====== Information given

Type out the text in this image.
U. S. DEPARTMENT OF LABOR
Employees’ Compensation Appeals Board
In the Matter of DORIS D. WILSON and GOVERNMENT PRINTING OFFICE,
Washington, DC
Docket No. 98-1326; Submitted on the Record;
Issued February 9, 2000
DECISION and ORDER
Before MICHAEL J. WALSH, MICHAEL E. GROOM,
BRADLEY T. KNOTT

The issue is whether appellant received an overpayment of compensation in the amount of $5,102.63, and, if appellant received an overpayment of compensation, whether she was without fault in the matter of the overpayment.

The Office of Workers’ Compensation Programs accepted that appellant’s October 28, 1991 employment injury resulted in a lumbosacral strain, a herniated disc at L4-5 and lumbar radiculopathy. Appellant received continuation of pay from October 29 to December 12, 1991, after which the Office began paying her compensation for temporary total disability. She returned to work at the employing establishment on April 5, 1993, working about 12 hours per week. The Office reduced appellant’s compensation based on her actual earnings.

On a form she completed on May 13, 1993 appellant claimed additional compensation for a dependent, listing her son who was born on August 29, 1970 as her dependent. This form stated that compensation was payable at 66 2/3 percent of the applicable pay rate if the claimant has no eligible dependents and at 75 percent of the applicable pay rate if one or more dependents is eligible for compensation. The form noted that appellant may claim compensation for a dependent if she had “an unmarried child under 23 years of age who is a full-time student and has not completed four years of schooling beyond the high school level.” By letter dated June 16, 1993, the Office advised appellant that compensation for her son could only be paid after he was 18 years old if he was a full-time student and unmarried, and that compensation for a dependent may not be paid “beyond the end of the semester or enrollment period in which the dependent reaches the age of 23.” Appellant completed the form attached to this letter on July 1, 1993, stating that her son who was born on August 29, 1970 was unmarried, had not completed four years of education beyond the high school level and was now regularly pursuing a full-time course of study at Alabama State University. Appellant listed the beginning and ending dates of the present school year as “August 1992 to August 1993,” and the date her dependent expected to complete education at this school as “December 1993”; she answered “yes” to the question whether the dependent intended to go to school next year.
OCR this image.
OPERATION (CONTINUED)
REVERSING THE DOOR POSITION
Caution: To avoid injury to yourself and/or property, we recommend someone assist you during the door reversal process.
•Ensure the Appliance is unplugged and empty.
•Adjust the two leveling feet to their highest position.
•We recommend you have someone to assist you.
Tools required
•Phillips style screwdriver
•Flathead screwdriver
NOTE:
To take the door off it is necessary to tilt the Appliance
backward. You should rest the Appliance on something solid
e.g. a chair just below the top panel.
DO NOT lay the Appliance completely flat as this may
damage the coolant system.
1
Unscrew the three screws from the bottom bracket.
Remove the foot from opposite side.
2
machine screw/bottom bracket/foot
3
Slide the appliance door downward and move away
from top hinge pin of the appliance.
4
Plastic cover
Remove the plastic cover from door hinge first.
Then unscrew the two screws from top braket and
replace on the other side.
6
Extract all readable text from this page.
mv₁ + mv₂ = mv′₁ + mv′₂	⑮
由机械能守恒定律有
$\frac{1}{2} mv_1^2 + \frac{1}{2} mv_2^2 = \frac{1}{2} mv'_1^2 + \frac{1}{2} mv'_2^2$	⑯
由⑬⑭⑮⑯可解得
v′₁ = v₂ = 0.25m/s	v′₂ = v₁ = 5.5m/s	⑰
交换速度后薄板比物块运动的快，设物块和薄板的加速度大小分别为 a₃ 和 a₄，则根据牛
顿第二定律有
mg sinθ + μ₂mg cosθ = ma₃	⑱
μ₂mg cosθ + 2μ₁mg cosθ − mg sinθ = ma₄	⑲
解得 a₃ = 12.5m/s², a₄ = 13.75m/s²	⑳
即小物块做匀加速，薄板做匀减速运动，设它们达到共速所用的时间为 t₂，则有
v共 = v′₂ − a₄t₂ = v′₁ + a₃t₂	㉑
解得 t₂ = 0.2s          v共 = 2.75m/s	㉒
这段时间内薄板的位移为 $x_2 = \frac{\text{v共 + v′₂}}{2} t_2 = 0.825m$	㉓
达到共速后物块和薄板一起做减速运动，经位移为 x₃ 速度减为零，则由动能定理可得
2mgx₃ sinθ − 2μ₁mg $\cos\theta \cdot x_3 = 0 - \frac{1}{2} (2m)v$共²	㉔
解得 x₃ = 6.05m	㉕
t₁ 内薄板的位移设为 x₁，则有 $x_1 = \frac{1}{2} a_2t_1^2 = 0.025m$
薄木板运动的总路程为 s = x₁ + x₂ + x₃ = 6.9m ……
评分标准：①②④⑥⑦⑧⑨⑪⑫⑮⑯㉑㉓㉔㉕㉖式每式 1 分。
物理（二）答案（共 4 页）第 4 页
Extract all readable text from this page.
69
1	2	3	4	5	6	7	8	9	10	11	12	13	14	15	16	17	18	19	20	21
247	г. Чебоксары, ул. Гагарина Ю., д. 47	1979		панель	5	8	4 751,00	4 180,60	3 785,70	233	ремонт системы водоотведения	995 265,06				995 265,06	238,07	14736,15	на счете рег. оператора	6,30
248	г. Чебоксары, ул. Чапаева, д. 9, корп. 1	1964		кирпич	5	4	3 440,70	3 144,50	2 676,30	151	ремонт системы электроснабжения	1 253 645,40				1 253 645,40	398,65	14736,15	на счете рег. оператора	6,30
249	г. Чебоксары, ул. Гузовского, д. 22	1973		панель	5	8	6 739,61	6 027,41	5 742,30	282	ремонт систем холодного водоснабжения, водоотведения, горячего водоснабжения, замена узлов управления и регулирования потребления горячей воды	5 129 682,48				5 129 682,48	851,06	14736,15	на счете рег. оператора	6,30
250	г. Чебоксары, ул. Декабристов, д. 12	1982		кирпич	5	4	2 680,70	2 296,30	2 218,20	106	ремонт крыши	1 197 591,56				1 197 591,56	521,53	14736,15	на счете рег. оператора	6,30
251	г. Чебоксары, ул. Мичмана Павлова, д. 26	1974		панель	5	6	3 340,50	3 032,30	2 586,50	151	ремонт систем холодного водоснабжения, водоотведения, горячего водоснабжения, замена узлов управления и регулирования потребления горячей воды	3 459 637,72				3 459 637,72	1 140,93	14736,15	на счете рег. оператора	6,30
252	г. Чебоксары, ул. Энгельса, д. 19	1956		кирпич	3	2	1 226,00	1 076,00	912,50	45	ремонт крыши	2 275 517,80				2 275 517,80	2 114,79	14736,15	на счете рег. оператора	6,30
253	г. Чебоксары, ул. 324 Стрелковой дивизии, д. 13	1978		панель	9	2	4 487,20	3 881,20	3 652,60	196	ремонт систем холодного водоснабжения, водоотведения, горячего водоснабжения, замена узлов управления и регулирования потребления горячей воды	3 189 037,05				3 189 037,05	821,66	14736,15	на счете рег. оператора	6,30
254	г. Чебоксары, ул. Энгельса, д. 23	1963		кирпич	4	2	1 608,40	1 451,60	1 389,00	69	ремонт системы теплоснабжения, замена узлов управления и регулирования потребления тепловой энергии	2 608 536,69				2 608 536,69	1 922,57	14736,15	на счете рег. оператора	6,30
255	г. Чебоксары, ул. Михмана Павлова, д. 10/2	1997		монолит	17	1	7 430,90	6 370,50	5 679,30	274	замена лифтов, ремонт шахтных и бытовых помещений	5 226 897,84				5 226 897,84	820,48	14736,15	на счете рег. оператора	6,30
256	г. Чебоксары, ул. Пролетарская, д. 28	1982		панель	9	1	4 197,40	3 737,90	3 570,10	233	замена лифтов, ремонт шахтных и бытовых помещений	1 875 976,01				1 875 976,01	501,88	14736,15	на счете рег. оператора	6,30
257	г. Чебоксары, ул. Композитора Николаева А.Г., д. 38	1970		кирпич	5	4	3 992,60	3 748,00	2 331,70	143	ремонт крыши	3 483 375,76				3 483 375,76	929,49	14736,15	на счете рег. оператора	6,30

============

What the task asks – Examine the data above and state how many of its lines contain the word "foot", with no further remarks.

Reply to the exercise – 2